-- WHAT THE TASK REQUIRES --
Retype the data below verbatim; pictures do not belong in the copy.

-- INPUT DATA --
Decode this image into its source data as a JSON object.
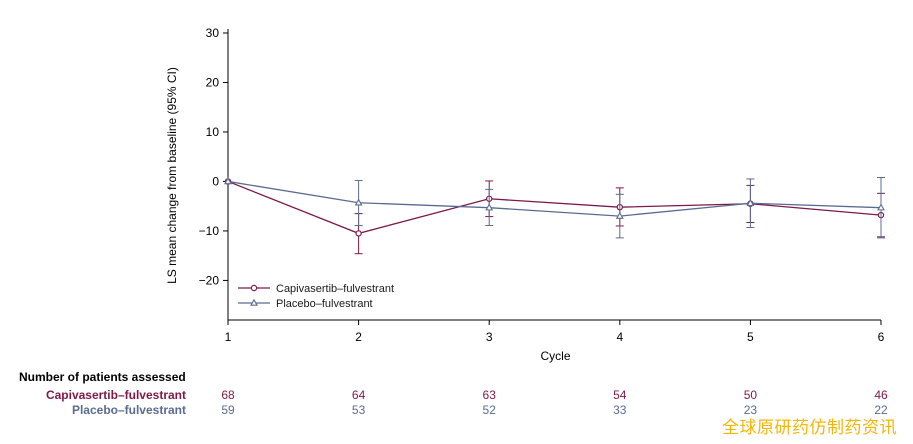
{
  "chart_data": {
    "type": "line",
    "xlabel": "Cycle",
    "ylabel": "LS mean change from baseline (95% CI)",
    "xlim": [
      1,
      6
    ],
    "ylim": [
      -28,
      30
    ],
    "x": [
      1,
      2,
      3,
      4,
      5,
      6
    ],
    "yticks": [
      30,
      20,
      10,
      0,
      -10,
      -20
    ],
    "ytick_labels": [
      "30",
      "20",
      "10",
      "0",
      "−10",
      "−20"
    ],
    "xtick_labels": [
      "1",
      "2",
      "3",
      "4",
      "5",
      "6"
    ],
    "legend_position": "bottom-left",
    "grid": false,
    "series": [
      {
        "name": "Capivasertib–fulvestrant",
        "color": "#7b1a4b",
        "marker": "circle",
        "values": [
          0,
          -10.5,
          -3.5,
          -5.2,
          -4.5,
          -6.8
        ],
        "ci_low": [
          0,
          -14.6,
          -7.1,
          -9.0,
          -8.3,
          -11.2
        ],
        "ci_high": [
          0,
          -6.5,
          0.1,
          -1.3,
          -0.8,
          -2.4
        ]
      },
      {
        "name": "Placebo–fulvestrant",
        "color": "#5b6b90",
        "marker": "triangle",
        "values": [
          0,
          -4.3,
          -5.3,
          -7.0,
          -4.4,
          -5.3
        ],
        "ci_low": [
          0,
          -8.9,
          -8.9,
          -11.4,
          -9.3,
          -11.4
        ],
        "ci_high": [
          0,
          0.2,
          -1.6,
          -2.6,
          0.5,
          0.8
        ]
      }
    ]
  },
  "risk_table": {
    "title": "Number of patients assessed",
    "rows": [
      {
        "label": "Capivasertib–fulvestrant",
        "color": "#7b1a4b",
        "values": [
          "68",
          "64",
          "63",
          "54",
          "50",
          "46"
        ]
      },
      {
        "label": "Placebo–fulvestrant",
        "color": "#5b6b90",
        "values": [
          "59",
          "53",
          "52",
          "33",
          "23",
          "22"
        ]
      }
    ]
  },
  "watermark": "全球原研药仿制药资讯"
}
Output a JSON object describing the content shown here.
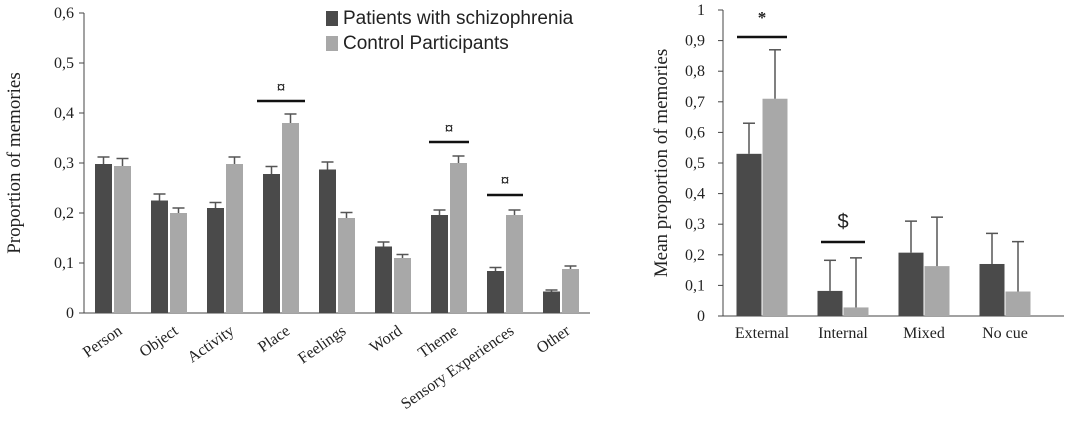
{
  "chart_data": [
    {
      "type": "bar",
      "title": "",
      "xlabel": "",
      "ylabel": "Proportion of memories",
      "ylim": [
        0,
        0.6
      ],
      "yticks": [
        "0",
        "0,1",
        "0,2",
        "0,3",
        "0,4",
        "0,5",
        "0,6"
      ],
      "grid": false,
      "legend_position": "top-center",
      "categories": [
        "Person",
        "Object",
        "Activity",
        "Place",
        "Feelings",
        "Word",
        "Theme",
        "Sensory Experiences",
        "Other"
      ],
      "series": [
        {
          "name": "Patients with schizophrenia",
          "color": "#4a4a4a",
          "values": [
            0.298,
            0.225,
            0.21,
            0.278,
            0.287,
            0.133,
            0.196,
            0.084,
            0.043
          ],
          "errors": [
            0.014,
            0.013,
            0.011,
            0.015,
            0.015,
            0.009,
            0.01,
            0.007,
            0.003
          ]
        },
        {
          "name": "Control Participants",
          "color": "#a8a8a8",
          "values": [
            0.294,
            0.2,
            0.298,
            0.38,
            0.19,
            0.11,
            0.3,
            0.196,
            0.088
          ],
          "errors": [
            0.015,
            0.01,
            0.014,
            0.018,
            0.011,
            0.007,
            0.014,
            0.01,
            0.006
          ]
        }
      ],
      "annotations": [
        {
          "label": "¤",
          "category": "Place"
        },
        {
          "label": "¤",
          "category": "Theme"
        },
        {
          "label": "¤",
          "category": "Sensory Experiences"
        }
      ]
    },
    {
      "type": "bar",
      "title": "",
      "xlabel": "",
      "ylabel": "Mean proportion of memories",
      "ylim": [
        0,
        1
      ],
      "yticks": [
        "0",
        "0,1",
        "0,2",
        "0,3",
        "0,4",
        "0,5",
        "0,6",
        "0,7",
        "0,8",
        "0,9",
        "1"
      ],
      "grid": false,
      "categories": [
        "External",
        "Internal",
        "Mixed",
        "No cue"
      ],
      "series": [
        {
          "name": "Patients with schizophrenia",
          "color": "#4a4a4a",
          "values": [
            0.53,
            0.082,
            0.207,
            0.17
          ],
          "errors": [
            0.1,
            0.1,
            0.103,
            0.1
          ]
        },
        {
          "name": "Control Participants",
          "color": "#a8a8a8",
          "values": [
            0.71,
            0.028,
            0.163,
            0.08
          ],
          "errors": [
            0.16,
            0.162,
            0.16,
            0.163
          ]
        }
      ],
      "annotations": [
        {
          "label": "*",
          "category": "External"
        },
        {
          "label": "$",
          "category": "Internal"
        }
      ]
    }
  ]
}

-- OUTPUT OF THE TASK --
Decode this image into its source data as a JSON object.
{
  "chart_data": {
    "type": "line",
    "xlabel": "Cycle",
    "ylabel": "LS mean change from baseline (95% CI)",
    "xlim": [
      1,
      6
    ],
    "ylim": [
      -28,
      30
    ],
    "x": [
      1,
      2,
      3,
      4,
      5,
      6
    ],
    "yticks": [
      30,
      20,
      10,
      0,
      -10,
      -20
    ],
    "ytick_labels": [
      "30",
      "20",
      "10",
      "0",
      "−10",
      "−20"
    ],
    "xtick_labels": [
      "1",
      "2",
      "3",
      "4",
      "5",
      "6"
    ],
    "legend_position": "bottom-left",
    "grid": false,
    "series": [
      {
        "name": "Capivasertib–fulvestrant",
        "color": "#7b1a4b",
        "marker": "circle",
        "values": [
          0,
          -10.5,
          -3.5,
          -5.2,
          -4.5,
          -6.8
        ],
        "ci_low": [
          0,
          -14.6,
          -7.1,
          -9.0,
          -8.3,
          -11.2
        ],
        "ci_high": [
          0,
          -6.5,
          0.1,
          -1.3,
          -0.8,
          -2.4
        ]
      },
      {
        "name": "Placebo–fulvestrant",
        "color": "#5b6b90",
        "marker": "triangle",
        "values": [
          0,
          -4.3,
          -5.3,
          -7.0,
          -4.4,
          -5.3
        ],
        "ci_low": [
          0,
          -8.9,
          -8.9,
          -11.4,
          -9.3,
          -11.4
        ],
        "ci_high": [
          0,
          0.2,
          -1.6,
          -2.6,
          0.5,
          0.8
        ]
      }
    ]
  },
  "risk_table": {
    "title": "Number of patients assessed",
    "rows": [
      {
        "label": "Capivasertib–fulvestrant",
        "color": "#7b1a4b",
        "values": [
          "68",
          "64",
          "63",
          "54",
          "50",
          "46"
        ]
      },
      {
        "label": "Placebo–fulvestrant",
        "color": "#5b6b90",
        "values": [
          "59",
          "53",
          "52",
          "33",
          "23",
          "22"
        ]
      }
    ]
  },
  "watermark": "全球原研药仿制药资讯"
}
Output a JSON object describing the content shown here.
{
  "chart_data": [
    {
      "type": "bar",
      "title": "",
      "xlabel": "",
      "ylabel": "Proportion of memories",
      "ylim": [
        0,
        0.6
      ],
      "yticks": [
        "0",
        "0,1",
        "0,2",
        "0,3",
        "0,4",
        "0,5",
        "0,6"
      ],
      "grid": false,
      "legend_position": "top-center",
      "categories": [
        "Person",
        "Object",
        "Activity",
        "Place",
        "Feelings",
        "Word",
        "Theme",
        "Sensory Experiences",
        "Other"
      ],
      "series": [
        {
          "name": "Patients with schizophrenia",
          "color": "#4a4a4a",
          "values": [
            0.298,
            0.225,
            0.21,
            0.278,
            0.287,
            0.133,
            0.196,
            0.084,
            0.043
          ],
          "errors": [
            0.014,
            0.013,
            0.011,
            0.015,
            0.015,
            0.009,
            0.01,
            0.007,
            0.003
          ]
        },
        {
          "name": "Control Participants",
          "color": "#a8a8a8",
          "values": [
            0.294,
            0.2,
            0.298,
            0.38,
            0.19,
            0.11,
            0.3,
            0.196,
            0.088
          ],
          "errors": [
            0.015,
            0.01,
            0.014,
            0.018,
            0.011,
            0.007,
            0.014,
            0.01,
            0.006
          ]
        }
      ],
      "annotations": [
        {
          "label": "¤",
          "category": "Place"
        },
        {
          "label": "¤",
          "category": "Theme"
        },
        {
          "label": "¤",
          "category": "Sensory Experiences"
        }
      ]
    },
    {
      "type": "bar",
      "title": "",
      "xlabel": "",
      "ylabel": "Mean proportion of memories",
      "ylim": [
        0,
        1
      ],
      "yticks": [
        "0",
        "0,1",
        "0,2",
        "0,3",
        "0,4",
        "0,5",
        "0,6",
        "0,7",
        "0,8",
        "0,9",
        "1"
      ],
      "grid": false,
      "categories": [
        "External",
        "Internal",
        "Mixed",
        "No cue"
      ],
      "series": [
        {
          "name": "Patients with schizophrenia",
          "color": "#4a4a4a",
          "values": [
            0.53,
            0.082,
            0.207,
            0.17
          ],
          "errors": [
            0.1,
            0.1,
            0.103,
            0.1
          ]
        },
        {
          "name": "Control Participants",
          "color": "#a8a8a8",
          "values": [
            0.71,
            0.028,
            0.163,
            0.08
          ],
          "errors": [
            0.16,
            0.162,
            0.16,
            0.163
          ]
        }
      ],
      "annotations": [
        {
          "label": "*",
          "category": "External"
        },
        {
          "label": "$",
          "category": "Internal"
        }
      ]
    }
  ]
}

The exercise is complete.